#### Exercice 1
Modifiez le passage de la notice sur la vieillesse qui va de « - Notion. On parle » jusqu'à « juges d'apprécier souverainement. » inclus, en substituant « Parlement » à « législateur ».
#### Exercice 2
Les affirmations (a), (b) et (c) ci-dessous sont-elles conformes à la notice sur la vieillesse ? Répondez à chacune par oui ou par non, puis citez mot pour mot les termes du texte qui tranchent la question.
(a) Selon la notice, les juges apprécient souverainement les éléments du cas d'espèce.
(b) La notion de vieillesse ne tient compte que de la perte des facultés mentales.
(c) Burlamaqui rapproche la dépendance du vieillard de celle de l'enfance.

VIEILLESSE (Vieillard)

Cf. Abus de faiblesse*, Âge*, Circonstance aggravante (réelle)*, Démence*, Peine*, Personnes vulnérables*, Responsabilité pénale*.

Signe Renvoi livres Voir : Jean-Paul Doucet, « La loi pénale » (4e éd.), n° III-330 p.496

Signe Renvoi livres Voir : Jean-Paul Doucet, « Le jugement pénal » (3e éd.), n° I-III-I-208, p.273

Signe Renvoi livres Voir : Jean-Paul Doucet, « La protection de la Personne humaine » (4e éd.), n° III-107, p.436

- Notion. On parle de vieillesse à partir du moment où, par l'usure du temps, une personne a perdu une appréciable partie de ses capacités physiques ou de ses facultés mentales.
Le moment où une personne est atteinte la vieillesse varie d'un sujet à une autre. Cette circonstance pose un problème technique au législateur, qui doit statuer de manière abstraite (p.ex. 70, 75, 80 ans) ; mais elle ne constitue que l'un des éléments du cas d'espèce qu'il appartient aux juges d'apprécier souverainement.

Signe Philosophie Burlamaqui (Principes de droit naturel) : La vieillesse, c'est un retour d'infirmités qui nous rendent presque aussi dépendants des autres que nous l'étions dans l'enfance.

#### Données fournies
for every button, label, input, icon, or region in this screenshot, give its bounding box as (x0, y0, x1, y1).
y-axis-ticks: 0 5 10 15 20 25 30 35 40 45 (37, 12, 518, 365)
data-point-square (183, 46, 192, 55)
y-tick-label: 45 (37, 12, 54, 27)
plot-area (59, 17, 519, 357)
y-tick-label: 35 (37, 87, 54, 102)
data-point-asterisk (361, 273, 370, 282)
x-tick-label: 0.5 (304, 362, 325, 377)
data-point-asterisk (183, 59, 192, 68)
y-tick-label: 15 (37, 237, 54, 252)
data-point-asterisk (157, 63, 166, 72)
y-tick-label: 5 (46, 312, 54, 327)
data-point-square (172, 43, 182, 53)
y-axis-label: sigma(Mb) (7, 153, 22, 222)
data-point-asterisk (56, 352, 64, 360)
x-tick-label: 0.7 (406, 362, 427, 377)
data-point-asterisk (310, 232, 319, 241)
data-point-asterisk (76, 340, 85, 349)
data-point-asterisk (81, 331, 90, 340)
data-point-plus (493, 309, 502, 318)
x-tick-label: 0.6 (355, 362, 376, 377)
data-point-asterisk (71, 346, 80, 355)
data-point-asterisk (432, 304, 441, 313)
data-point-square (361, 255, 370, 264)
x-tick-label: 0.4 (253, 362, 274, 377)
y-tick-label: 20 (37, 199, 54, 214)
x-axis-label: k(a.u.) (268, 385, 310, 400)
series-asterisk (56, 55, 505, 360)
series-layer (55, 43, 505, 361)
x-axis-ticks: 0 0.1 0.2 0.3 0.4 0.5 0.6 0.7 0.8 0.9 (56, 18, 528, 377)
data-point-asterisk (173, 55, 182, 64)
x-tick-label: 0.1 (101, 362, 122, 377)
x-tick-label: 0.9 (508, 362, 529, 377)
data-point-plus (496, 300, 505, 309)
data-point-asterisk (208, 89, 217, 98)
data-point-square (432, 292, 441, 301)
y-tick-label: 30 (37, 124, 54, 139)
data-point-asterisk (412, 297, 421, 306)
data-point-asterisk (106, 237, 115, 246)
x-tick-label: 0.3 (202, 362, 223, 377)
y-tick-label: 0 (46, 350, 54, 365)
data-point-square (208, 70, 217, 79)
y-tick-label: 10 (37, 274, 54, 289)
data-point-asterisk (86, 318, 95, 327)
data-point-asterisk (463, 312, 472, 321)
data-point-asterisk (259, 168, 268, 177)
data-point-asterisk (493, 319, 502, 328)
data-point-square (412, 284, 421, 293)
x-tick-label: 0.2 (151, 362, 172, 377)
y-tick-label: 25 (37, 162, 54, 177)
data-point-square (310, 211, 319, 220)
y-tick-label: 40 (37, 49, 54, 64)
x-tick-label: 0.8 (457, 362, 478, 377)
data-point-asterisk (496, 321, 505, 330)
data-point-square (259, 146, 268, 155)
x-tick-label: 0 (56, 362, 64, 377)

...

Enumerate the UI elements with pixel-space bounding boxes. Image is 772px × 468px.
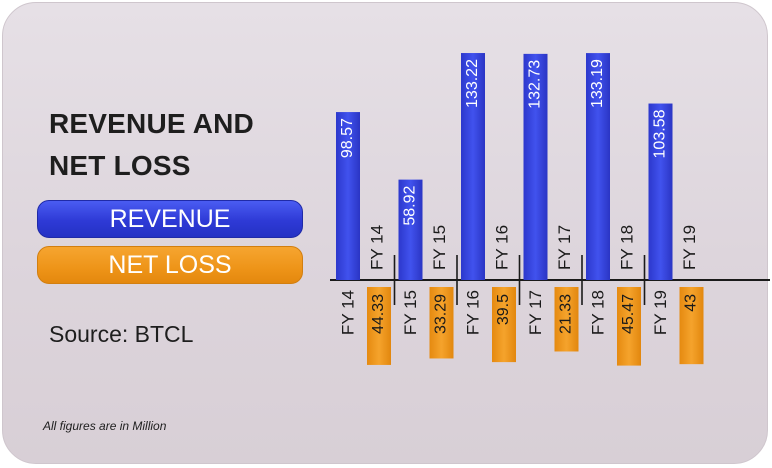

#### Réponse complète 1
- Notion. On parle de vieillesse à partir du moment où, par l'usure du temps, une personne a perdu une appréciable partie de ses capacités physiques ou de ses facultés mentales.
Le moment où une personne est atteinte la vieillesse varie d'un sujet à une autre. Cette circonstance pose un problème technique au Parlement, qui doit statuer de manière abstraite (p.ex. 70, 75, 80 ans) ; mais elle ne constitue que l'un des éléments du cas d'espèce qu'il appartient aux juges d'apprécier souverainement.

#### Réponse complète 2
(a) Oui : « l'un des éléments du cas d'espèce qu'il appartient aux juges d'apprécier souverainement ».
(b) Non : « une appréciable partie de ses capacités physiques ou de ses facultés mentales ».
(c) Oui : « presque aussi dépendants des autres que nous l'étions dans l'enfance ».